Start

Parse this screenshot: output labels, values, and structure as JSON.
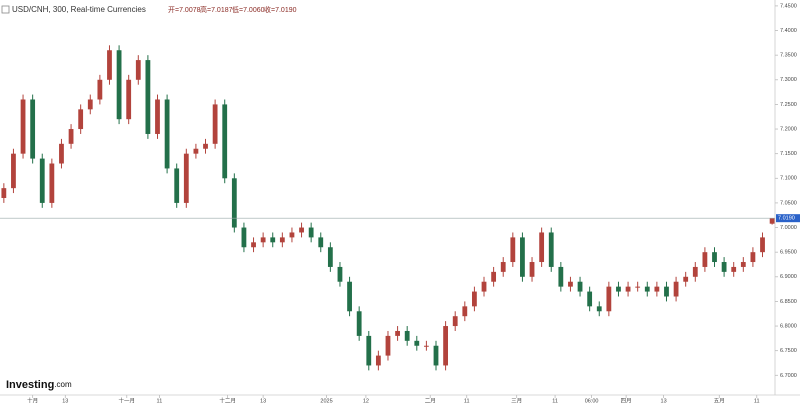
{
  "chart_data": {
    "type": "candlestick",
    "title": "USD/CNH, 300, Real-time Currencies",
    "ohlc_labels": [
      "开=7.0078",
      "高=7.0187",
      "低=7.0060",
      "收=7.0190"
    ],
    "last_price_label": "7.0190",
    "brand": [
      "Investing",
      ".com"
    ],
    "up_color": "#b2433c",
    "down_color": "#23704a",
    "open": [
      7.06,
      7.08,
      7.15,
      7.26,
      7.14,
      7.05,
      7.13,
      7.17,
      7.2,
      7.24,
      7.26,
      7.3,
      7.36,
      7.22,
      7.3,
      7.34,
      7.19,
      7.26,
      7.12,
      7.05,
      7.15,
      7.16,
      7.17,
      7.25,
      7.1,
      7.0,
      6.96,
      6.97,
      6.98,
      6.97,
      6.98,
      6.99,
      7.0,
      6.98,
      6.96,
      6.92,
      6.89,
      6.83,
      6.78,
      6.72,
      6.74,
      6.78,
      6.79,
      6.77,
      6.76,
      6.76,
      6.72,
      6.8,
      6.82,
      6.84,
      6.87,
      6.89,
      6.91,
      6.93,
      6.98,
      6.9,
      6.93,
      6.99,
      6.92,
      6.88,
      6.89,
      6.87,
      6.84,
      6.83,
      6.88,
      6.87,
      6.88,
      6.88,
      6.87,
      6.88,
      6.86,
      6.89,
      6.9,
      6.92,
      6.95,
      6.93,
      6.91,
      6.92,
      6.93,
      6.95,
      7.0078
    ],
    "high": [
      7.09,
      7.16,
      7.27,
      7.27,
      7.15,
      7.14,
      7.18,
      7.21,
      7.25,
      7.27,
      7.31,
      7.37,
      7.37,
      7.31,
      7.35,
      7.35,
      7.27,
      7.27,
      7.13,
      7.16,
      7.17,
      7.18,
      7.26,
      7.26,
      7.11,
      7.01,
      6.98,
      6.99,
      6.99,
      6.99,
      7.0,
      7.01,
      7.01,
      6.99,
      6.97,
      6.93,
      6.9,
      6.84,
      6.79,
      6.75,
      6.79,
      6.8,
      6.8,
      6.78,
      6.77,
      6.77,
      6.81,
      6.83,
      6.85,
      6.88,
      6.9,
      6.92,
      6.94,
      6.99,
      6.99,
      6.94,
      7.0,
      7.0,
      6.93,
      6.9,
      6.9,
      6.88,
      6.85,
      6.89,
      6.89,
      6.89,
      6.89,
      6.89,
      6.89,
      6.89,
      6.9,
      6.91,
      6.93,
      6.96,
      6.96,
      6.94,
      6.93,
      6.94,
      6.96,
      6.99,
      7.0187
    ],
    "low": [
      7.05,
      7.07,
      7.14,
      7.13,
      7.04,
      7.04,
      7.12,
      7.16,
      7.19,
      7.23,
      7.25,
      7.29,
      7.21,
      7.21,
      7.29,
      7.18,
      7.18,
      7.11,
      7.04,
      7.04,
      7.14,
      7.15,
      7.16,
      7.09,
      6.99,
      6.95,
      6.95,
      6.96,
      6.96,
      6.96,
      6.97,
      6.98,
      6.97,
      6.95,
      6.91,
      6.88,
      6.82,
      6.77,
      6.71,
      6.71,
      6.73,
      6.77,
      6.76,
      6.75,
      6.75,
      6.71,
      6.71,
      6.79,
      6.81,
      6.83,
      6.86,
      6.88,
      6.9,
      6.92,
      6.89,
      6.89,
      6.92,
      6.91,
      6.87,
      6.87,
      6.86,
      6.83,
      6.82,
      6.82,
      6.86,
      6.86,
      6.87,
      6.86,
      6.86,
      6.85,
      6.85,
      6.88,
      6.89,
      6.91,
      6.92,
      6.9,
      6.9,
      6.91,
      6.92,
      6.94,
      7.006
    ],
    "close": [
      7.08,
      7.15,
      7.26,
      7.14,
      7.05,
      7.13,
      7.17,
      7.2,
      7.24,
      7.26,
      7.3,
      7.36,
      7.22,
      7.3,
      7.34,
      7.19,
      7.26,
      7.12,
      7.05,
      7.15,
      7.16,
      7.17,
      7.25,
      7.1,
      7.0,
      6.96,
      6.97,
      6.98,
      6.97,
      6.98,
      6.99,
      7.0,
      6.98,
      6.96,
      6.92,
      6.89,
      6.83,
      6.78,
      6.72,
      6.74,
      6.78,
      6.79,
      6.77,
      6.76,
      6.76,
      6.72,
      6.8,
      6.82,
      6.84,
      6.87,
      6.89,
      6.91,
      6.93,
      6.98,
      6.9,
      6.93,
      6.99,
      6.92,
      6.88,
      6.89,
      6.87,
      6.84,
      6.83,
      6.88,
      6.87,
      6.88,
      6.88,
      6.87,
      6.88,
      6.86,
      6.89,
      6.9,
      6.92,
      6.95,
      6.93,
      6.91,
      6.92,
      6.93,
      6.95,
      6.98,
      7.019
    ],
    "xlim": [
      -0.4,
      80.3
    ],
    "xticks": [
      {
        "value": 3,
        "label": "十月"
      },
      {
        "value": 6.4,
        "label": "13"
      },
      {
        "value": 12.8,
        "label": "十一月"
      },
      {
        "value": 16.2,
        "label": "11"
      },
      {
        "value": 23.3,
        "label": "十二月"
      },
      {
        "value": 27,
        "label": "13"
      },
      {
        "value": 33.6,
        "label": "2025"
      },
      {
        "value": 37.7,
        "label": "12"
      },
      {
        "value": 44.4,
        "label": "二月"
      },
      {
        "value": 48.2,
        "label": "11"
      },
      {
        "value": 53.4,
        "label": "三月"
      },
      {
        "value": 57.4,
        "label": "11"
      },
      {
        "value": 61.2,
        "label": "06:00"
      },
      {
        "value": 64.8,
        "label": "四月"
      },
      {
        "value": 68.7,
        "label": "13"
      },
      {
        "value": 74.5,
        "label": "五月"
      },
      {
        "value": 78.4,
        "label": "11"
      }
    ],
    "ylim": [
      6.66,
      7.462
    ],
    "yticks": [
      {
        "value": 7.45,
        "label": "7.4500"
      },
      {
        "value": 7.4,
        "label": "7.4000"
      },
      {
        "value": 7.35,
        "label": "7.3500"
      },
      {
        "value": 7.3,
        "label": "7.3000"
      },
      {
        "value": 7.25,
        "label": "7.2500"
      },
      {
        "value": 7.2,
        "label": "7.2000"
      },
      {
        "value": 7.15,
        "label": "7.1500"
      },
      {
        "value": 7.1,
        "label": "7.1000"
      },
      {
        "value": 7.05,
        "label": "7.0500"
      },
      {
        "value": 7,
        "label": "7.0000"
      },
      {
        "value": 6.95,
        "label": "6.9500"
      },
      {
        "value": 6.9,
        "label": "6.9000"
      },
      {
        "value": 6.85,
        "label": "6.8500"
      },
      {
        "value": 6.8,
        "label": "6.8000"
      },
      {
        "value": 6.75,
        "label": "6.7500"
      },
      {
        "value": 6.7,
        "label": "6.7000"
      }
    ]
  }
}
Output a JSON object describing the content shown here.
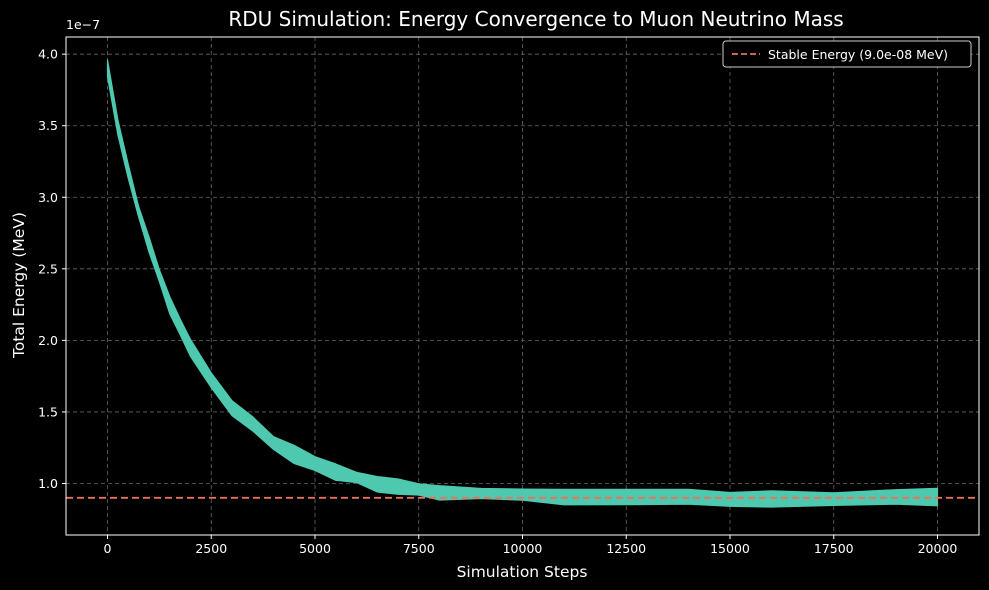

End

Report every line in the data above in which the word "JSON" appears.

Parse this screenshot: output labels, values, and structure as JSON.
Output a JSON object describing the content shown here.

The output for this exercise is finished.